Exercise aim —
Copy out the lines that include the word "mètres".

Input for this task —
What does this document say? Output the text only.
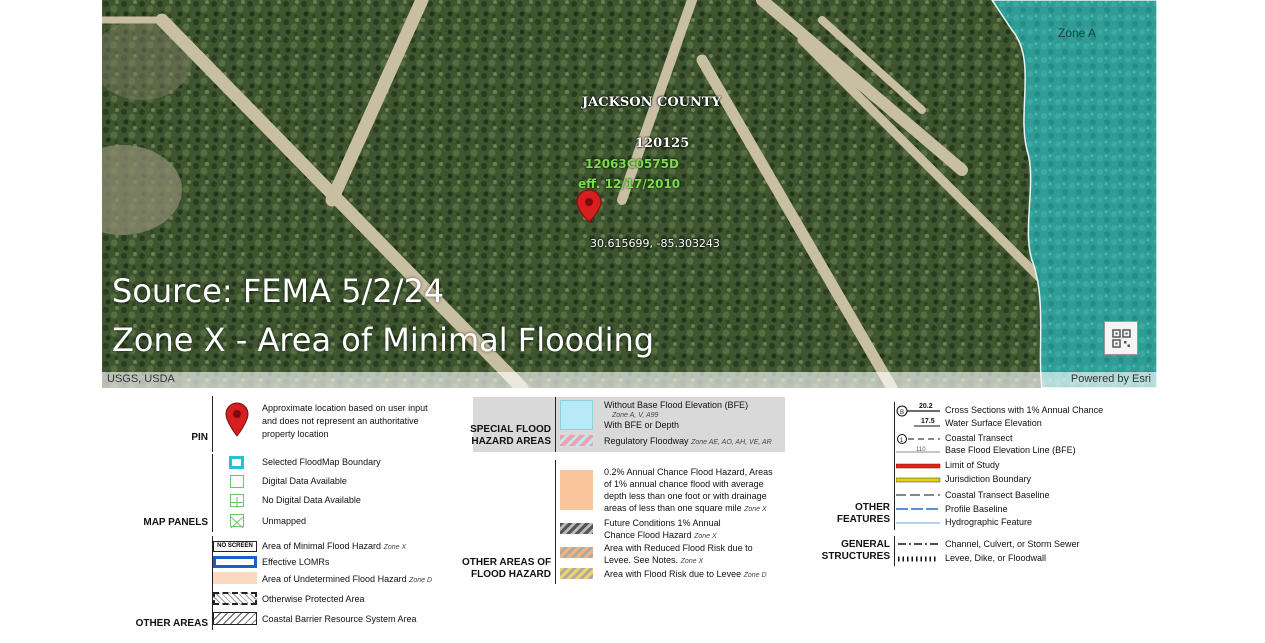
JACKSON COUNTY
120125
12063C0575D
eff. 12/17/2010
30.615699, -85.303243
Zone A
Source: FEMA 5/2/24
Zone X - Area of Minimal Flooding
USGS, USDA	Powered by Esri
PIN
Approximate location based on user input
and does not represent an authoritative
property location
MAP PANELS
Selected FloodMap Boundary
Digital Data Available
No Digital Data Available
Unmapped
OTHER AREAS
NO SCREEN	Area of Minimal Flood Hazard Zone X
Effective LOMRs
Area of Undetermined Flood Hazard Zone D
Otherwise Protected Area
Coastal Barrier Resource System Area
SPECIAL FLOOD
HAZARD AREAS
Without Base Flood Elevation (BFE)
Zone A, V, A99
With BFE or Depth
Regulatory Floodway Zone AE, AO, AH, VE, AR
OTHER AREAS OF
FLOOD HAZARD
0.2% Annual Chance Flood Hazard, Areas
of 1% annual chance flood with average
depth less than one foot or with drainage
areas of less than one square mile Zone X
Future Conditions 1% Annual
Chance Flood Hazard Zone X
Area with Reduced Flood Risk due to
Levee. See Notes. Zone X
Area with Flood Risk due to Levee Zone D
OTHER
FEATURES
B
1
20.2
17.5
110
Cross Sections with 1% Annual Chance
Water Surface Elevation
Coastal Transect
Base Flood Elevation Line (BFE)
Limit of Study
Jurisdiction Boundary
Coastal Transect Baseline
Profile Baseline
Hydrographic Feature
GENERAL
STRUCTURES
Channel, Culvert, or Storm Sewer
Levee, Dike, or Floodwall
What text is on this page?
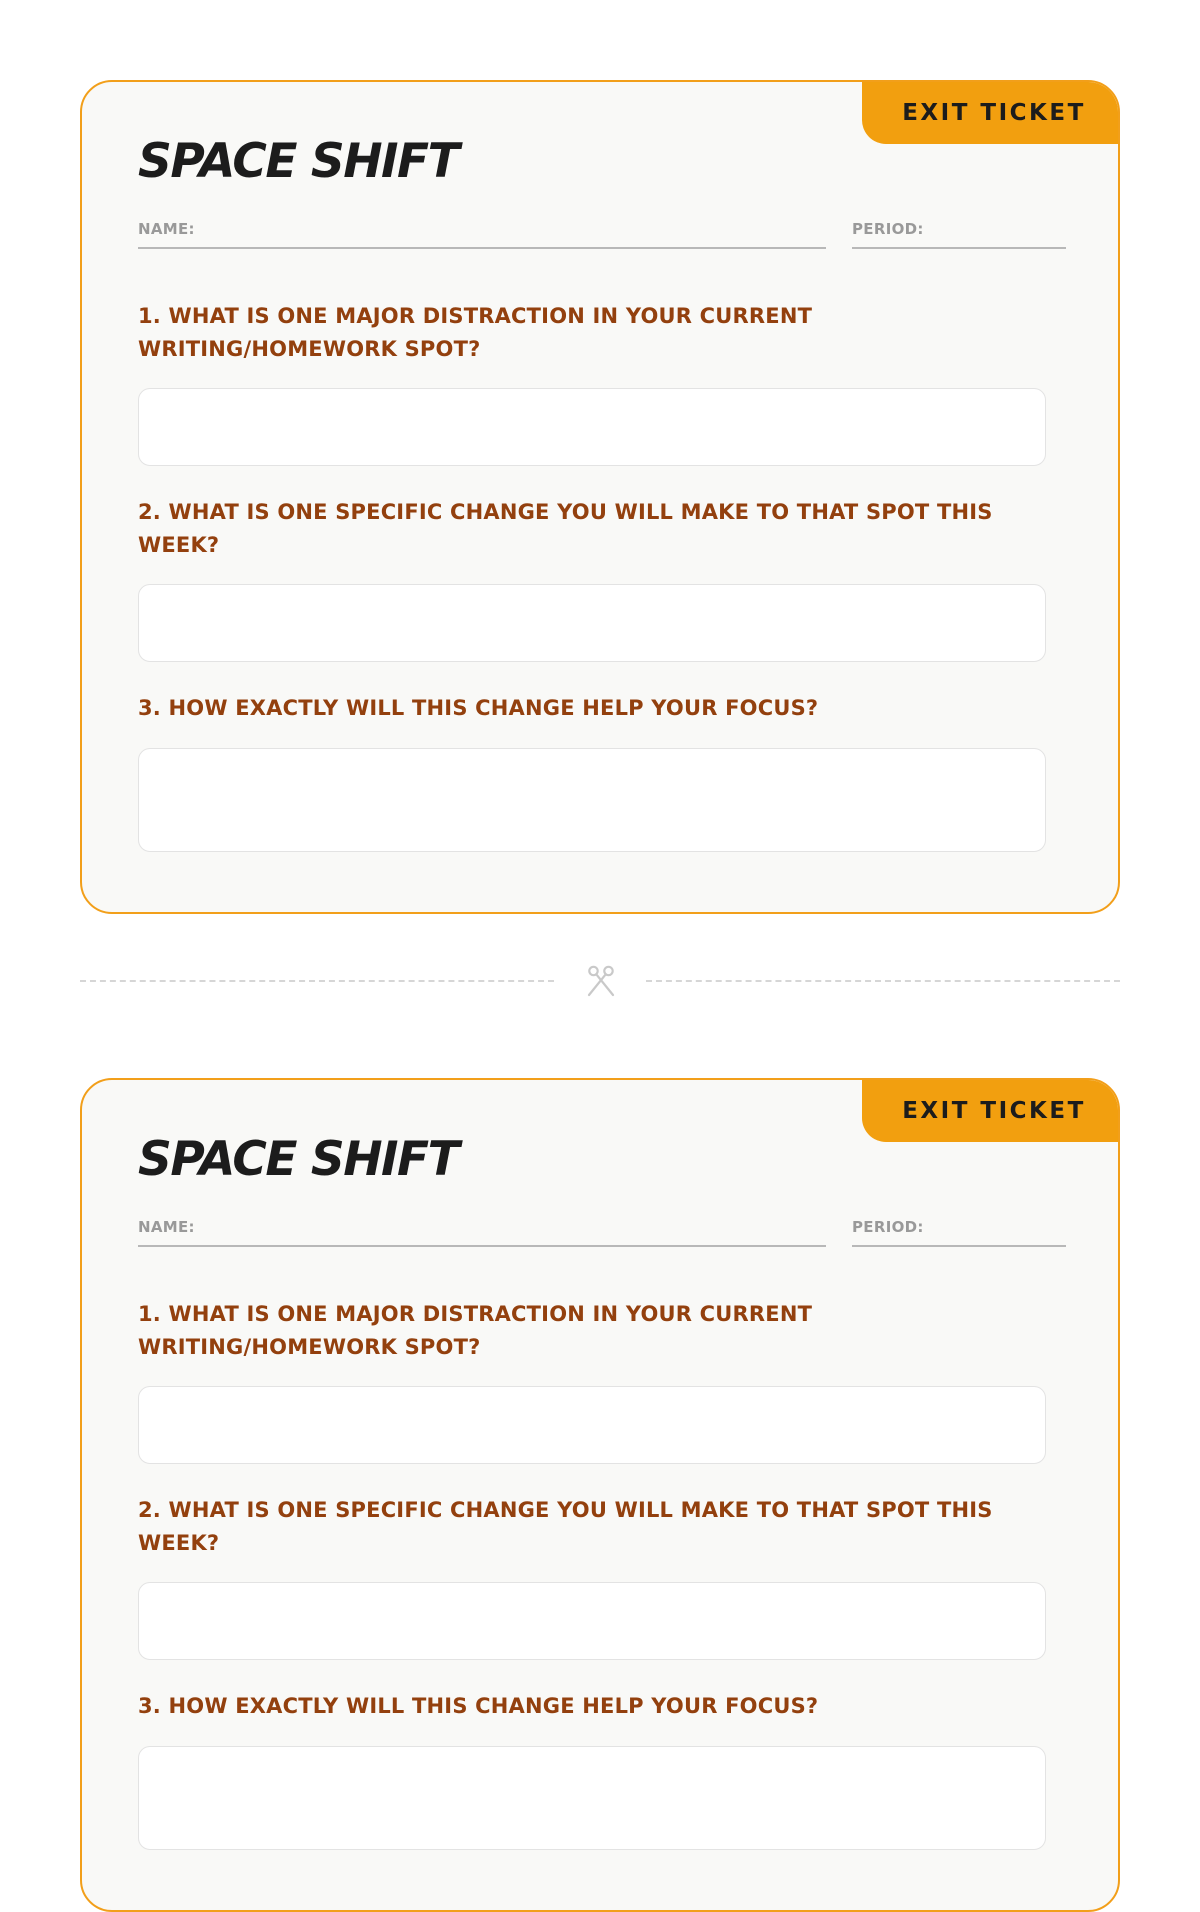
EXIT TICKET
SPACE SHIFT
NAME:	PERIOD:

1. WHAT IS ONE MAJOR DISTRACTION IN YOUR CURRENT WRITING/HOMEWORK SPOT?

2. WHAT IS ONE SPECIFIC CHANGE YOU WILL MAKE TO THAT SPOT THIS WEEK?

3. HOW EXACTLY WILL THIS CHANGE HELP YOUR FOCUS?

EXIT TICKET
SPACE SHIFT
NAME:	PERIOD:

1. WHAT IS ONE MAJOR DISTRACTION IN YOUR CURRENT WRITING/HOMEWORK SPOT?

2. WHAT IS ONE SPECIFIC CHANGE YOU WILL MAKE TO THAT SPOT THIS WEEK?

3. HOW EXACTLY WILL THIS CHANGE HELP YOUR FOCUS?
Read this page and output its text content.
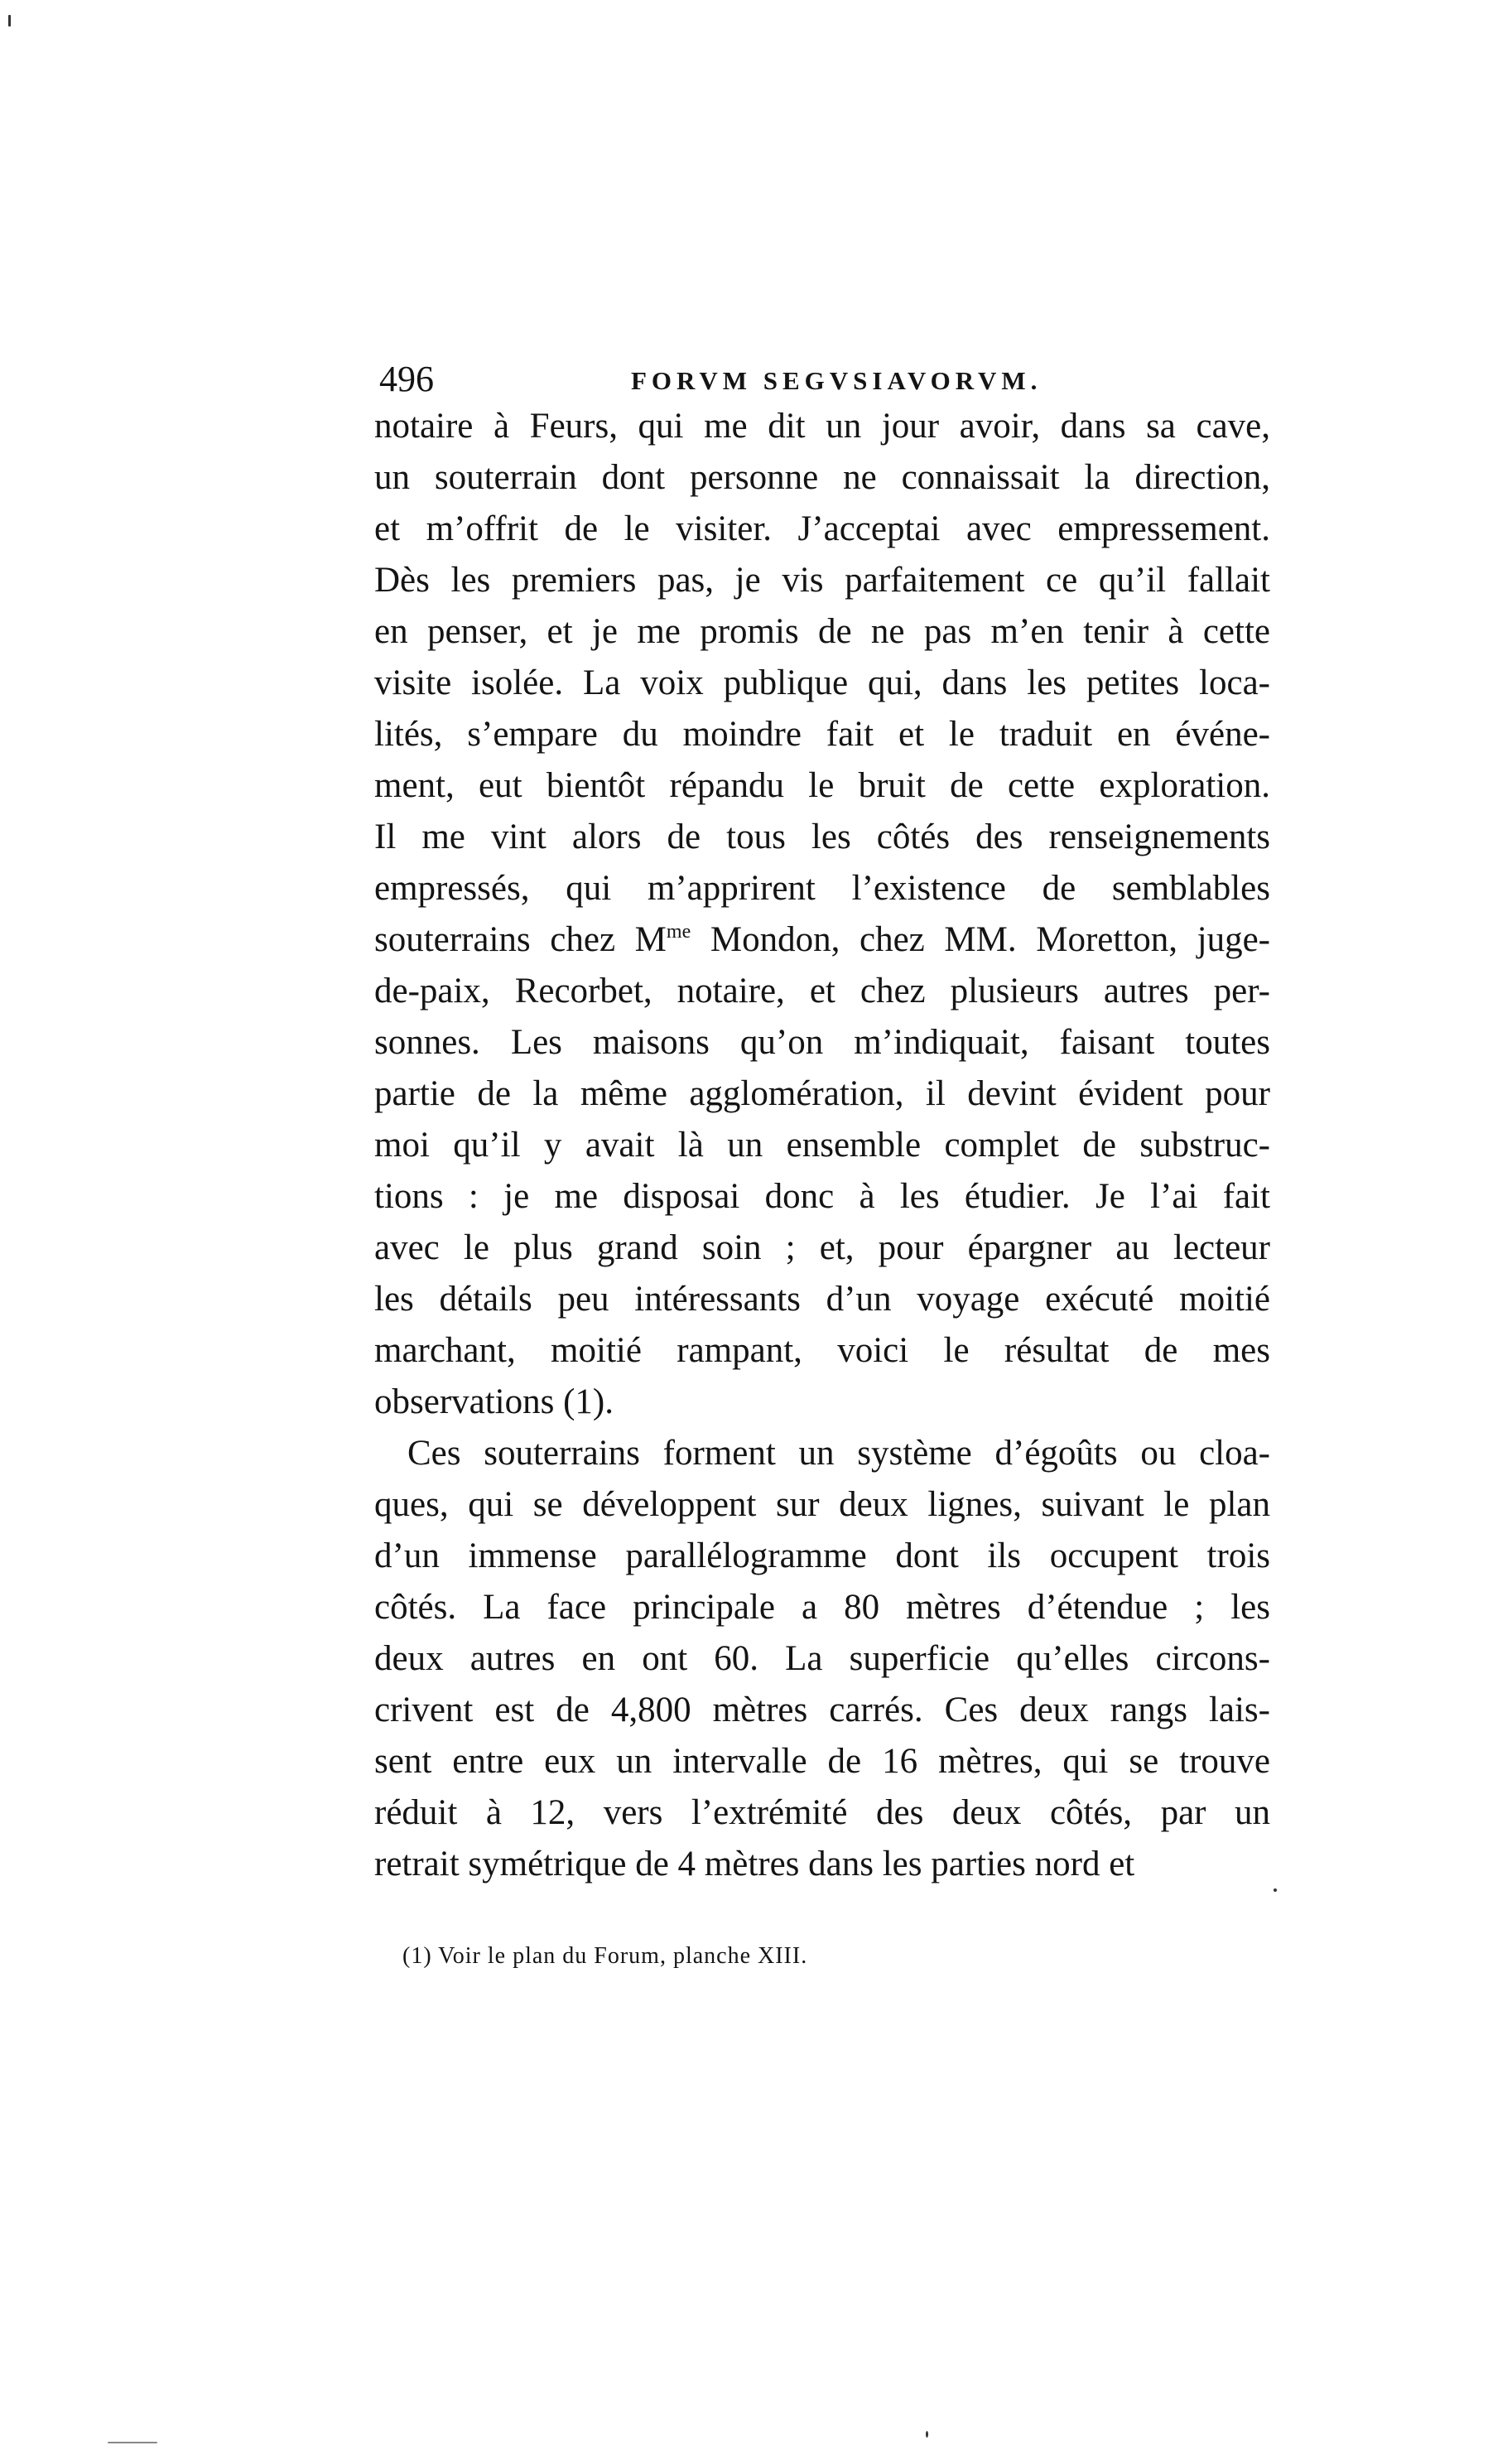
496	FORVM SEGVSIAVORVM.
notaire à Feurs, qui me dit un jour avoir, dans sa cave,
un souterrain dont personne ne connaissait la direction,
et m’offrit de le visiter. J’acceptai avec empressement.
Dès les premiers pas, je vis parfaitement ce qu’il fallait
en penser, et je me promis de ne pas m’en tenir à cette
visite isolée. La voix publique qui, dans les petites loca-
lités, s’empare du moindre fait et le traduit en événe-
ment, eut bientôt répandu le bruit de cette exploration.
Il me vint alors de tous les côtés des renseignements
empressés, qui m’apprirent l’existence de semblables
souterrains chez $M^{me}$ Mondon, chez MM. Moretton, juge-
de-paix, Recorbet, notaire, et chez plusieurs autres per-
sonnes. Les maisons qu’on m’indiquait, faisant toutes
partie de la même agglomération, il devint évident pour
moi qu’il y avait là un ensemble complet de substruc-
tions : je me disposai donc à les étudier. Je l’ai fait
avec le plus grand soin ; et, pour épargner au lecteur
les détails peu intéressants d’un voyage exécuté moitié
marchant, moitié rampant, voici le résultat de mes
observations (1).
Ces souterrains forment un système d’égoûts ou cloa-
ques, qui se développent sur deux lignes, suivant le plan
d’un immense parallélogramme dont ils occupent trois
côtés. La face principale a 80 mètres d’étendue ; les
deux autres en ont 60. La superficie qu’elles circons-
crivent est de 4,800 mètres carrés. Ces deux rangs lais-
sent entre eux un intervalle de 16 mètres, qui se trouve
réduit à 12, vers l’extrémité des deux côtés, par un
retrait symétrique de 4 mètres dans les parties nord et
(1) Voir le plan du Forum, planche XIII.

Answer to this task —
côtés. La face principale a 80 mètres d’étendue ; les
crivent est de 4,800 mètres carrés. Ces deux rangs lais-
sent entre eux un intervalle de 16 mètres, qui se trouve
retrait symétrique de 4 mètres dans les parties nord et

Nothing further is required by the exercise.